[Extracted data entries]
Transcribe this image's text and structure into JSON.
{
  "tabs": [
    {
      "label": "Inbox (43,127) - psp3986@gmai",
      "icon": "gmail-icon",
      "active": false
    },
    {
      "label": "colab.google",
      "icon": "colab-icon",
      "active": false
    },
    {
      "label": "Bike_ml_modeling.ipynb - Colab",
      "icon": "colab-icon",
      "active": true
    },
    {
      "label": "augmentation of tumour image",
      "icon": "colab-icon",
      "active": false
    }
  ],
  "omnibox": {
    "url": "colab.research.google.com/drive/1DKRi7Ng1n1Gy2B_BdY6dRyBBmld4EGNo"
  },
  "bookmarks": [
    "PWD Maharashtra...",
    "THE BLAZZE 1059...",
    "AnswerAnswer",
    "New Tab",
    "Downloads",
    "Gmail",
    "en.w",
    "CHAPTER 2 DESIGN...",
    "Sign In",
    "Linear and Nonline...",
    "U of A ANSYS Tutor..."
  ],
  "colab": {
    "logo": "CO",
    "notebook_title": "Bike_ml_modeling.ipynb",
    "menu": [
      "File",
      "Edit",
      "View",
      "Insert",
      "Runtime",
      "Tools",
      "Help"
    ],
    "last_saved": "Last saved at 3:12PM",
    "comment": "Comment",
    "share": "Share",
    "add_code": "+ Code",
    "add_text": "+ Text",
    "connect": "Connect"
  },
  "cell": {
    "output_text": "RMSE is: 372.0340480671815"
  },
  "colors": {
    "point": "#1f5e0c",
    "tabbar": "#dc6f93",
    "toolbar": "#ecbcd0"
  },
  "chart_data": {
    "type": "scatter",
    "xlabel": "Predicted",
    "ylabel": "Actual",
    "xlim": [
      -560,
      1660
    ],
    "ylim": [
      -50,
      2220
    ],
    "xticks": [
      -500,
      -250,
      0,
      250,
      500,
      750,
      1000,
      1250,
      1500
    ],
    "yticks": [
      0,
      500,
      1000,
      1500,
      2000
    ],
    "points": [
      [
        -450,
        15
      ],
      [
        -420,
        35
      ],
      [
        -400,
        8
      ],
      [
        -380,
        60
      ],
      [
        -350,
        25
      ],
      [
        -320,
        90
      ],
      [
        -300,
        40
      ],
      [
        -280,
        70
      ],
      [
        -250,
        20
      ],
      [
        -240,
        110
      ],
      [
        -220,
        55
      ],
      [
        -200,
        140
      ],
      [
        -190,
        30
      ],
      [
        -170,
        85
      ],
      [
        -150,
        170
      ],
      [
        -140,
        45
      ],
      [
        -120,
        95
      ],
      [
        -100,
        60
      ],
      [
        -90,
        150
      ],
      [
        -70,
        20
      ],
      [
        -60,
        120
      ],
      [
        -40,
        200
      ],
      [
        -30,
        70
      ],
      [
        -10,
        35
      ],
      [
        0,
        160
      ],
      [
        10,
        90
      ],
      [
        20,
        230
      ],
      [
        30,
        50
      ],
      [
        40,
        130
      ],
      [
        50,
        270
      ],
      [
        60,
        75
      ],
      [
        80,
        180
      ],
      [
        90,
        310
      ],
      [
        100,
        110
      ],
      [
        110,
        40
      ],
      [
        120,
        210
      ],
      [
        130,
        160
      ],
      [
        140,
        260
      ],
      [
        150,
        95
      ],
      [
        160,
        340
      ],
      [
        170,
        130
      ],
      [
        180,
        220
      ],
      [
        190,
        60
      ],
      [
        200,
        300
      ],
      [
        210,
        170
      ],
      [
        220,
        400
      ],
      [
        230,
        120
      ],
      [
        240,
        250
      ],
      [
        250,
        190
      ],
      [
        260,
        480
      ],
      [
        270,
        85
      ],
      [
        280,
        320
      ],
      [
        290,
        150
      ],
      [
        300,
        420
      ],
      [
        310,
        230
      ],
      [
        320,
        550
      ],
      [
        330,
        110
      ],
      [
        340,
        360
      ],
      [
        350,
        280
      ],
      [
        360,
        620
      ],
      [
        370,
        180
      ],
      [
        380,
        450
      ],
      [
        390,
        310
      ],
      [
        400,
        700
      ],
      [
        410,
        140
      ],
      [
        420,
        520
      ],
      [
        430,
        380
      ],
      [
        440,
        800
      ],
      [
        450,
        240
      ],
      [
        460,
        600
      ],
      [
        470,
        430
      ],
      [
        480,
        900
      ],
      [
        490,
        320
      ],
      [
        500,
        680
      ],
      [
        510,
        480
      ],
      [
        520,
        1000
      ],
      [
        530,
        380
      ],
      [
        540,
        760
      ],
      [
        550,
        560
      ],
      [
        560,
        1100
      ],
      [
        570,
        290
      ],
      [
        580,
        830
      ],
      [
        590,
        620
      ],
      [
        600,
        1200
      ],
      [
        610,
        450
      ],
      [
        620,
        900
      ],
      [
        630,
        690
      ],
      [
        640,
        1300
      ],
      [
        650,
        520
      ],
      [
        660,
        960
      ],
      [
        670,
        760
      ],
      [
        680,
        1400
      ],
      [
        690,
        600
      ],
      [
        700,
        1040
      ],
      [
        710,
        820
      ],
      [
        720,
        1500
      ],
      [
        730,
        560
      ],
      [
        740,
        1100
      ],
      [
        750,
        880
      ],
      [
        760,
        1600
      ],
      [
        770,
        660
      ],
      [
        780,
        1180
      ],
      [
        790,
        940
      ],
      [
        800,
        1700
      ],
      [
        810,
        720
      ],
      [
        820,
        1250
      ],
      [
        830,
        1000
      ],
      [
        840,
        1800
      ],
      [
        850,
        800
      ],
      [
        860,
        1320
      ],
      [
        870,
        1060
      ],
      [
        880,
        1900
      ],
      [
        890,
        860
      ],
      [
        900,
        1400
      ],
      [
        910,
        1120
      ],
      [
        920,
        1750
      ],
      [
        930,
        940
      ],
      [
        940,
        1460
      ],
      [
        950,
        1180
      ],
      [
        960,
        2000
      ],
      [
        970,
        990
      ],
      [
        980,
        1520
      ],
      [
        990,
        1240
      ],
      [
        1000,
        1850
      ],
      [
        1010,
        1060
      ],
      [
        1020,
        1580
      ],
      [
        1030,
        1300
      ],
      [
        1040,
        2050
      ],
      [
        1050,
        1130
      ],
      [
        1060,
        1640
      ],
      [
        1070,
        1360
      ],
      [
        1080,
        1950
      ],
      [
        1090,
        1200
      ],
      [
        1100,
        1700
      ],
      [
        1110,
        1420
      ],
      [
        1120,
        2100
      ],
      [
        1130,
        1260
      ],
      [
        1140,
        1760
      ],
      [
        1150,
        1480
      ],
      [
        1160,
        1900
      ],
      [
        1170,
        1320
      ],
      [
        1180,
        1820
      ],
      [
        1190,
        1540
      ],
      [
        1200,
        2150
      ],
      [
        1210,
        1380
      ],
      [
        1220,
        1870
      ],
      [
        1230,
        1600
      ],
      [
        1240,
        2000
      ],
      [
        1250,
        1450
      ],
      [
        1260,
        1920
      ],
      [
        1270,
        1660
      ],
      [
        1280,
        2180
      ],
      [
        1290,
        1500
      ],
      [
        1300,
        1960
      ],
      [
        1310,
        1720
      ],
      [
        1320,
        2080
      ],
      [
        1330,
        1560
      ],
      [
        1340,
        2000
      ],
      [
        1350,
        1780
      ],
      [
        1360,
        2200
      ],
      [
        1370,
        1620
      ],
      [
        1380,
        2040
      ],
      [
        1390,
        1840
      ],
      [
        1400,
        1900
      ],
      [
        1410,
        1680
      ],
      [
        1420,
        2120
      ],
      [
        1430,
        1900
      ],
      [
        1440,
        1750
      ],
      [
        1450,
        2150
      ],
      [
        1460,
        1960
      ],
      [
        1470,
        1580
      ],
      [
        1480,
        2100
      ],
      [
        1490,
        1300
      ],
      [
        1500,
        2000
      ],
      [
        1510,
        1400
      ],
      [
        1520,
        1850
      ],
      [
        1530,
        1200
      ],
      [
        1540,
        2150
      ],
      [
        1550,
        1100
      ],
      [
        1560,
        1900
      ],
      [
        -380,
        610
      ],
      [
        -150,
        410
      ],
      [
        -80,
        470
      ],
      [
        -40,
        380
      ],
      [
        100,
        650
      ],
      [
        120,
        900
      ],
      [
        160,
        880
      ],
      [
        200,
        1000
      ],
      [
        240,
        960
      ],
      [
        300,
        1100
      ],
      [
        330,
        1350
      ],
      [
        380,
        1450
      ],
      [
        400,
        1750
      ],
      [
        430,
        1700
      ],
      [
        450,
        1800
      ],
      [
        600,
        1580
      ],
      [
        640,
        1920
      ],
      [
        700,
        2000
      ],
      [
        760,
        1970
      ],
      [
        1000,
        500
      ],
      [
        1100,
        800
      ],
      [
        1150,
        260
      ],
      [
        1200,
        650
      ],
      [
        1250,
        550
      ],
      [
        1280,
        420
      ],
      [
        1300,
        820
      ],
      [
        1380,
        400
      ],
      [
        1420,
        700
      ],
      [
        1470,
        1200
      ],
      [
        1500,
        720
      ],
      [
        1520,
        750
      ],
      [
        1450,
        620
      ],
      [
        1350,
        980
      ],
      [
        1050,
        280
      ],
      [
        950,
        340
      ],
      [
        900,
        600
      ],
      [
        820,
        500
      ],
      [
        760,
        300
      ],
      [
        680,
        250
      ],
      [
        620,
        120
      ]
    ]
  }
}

[INSTRUCTIONS TO FOLLOW]
Check each line of the records above for the string "image", and report every line that has it.

[TASK OUTPUT]
Transcribe this image's text and structure into JSON.
      "label": "augmentation of tumour image",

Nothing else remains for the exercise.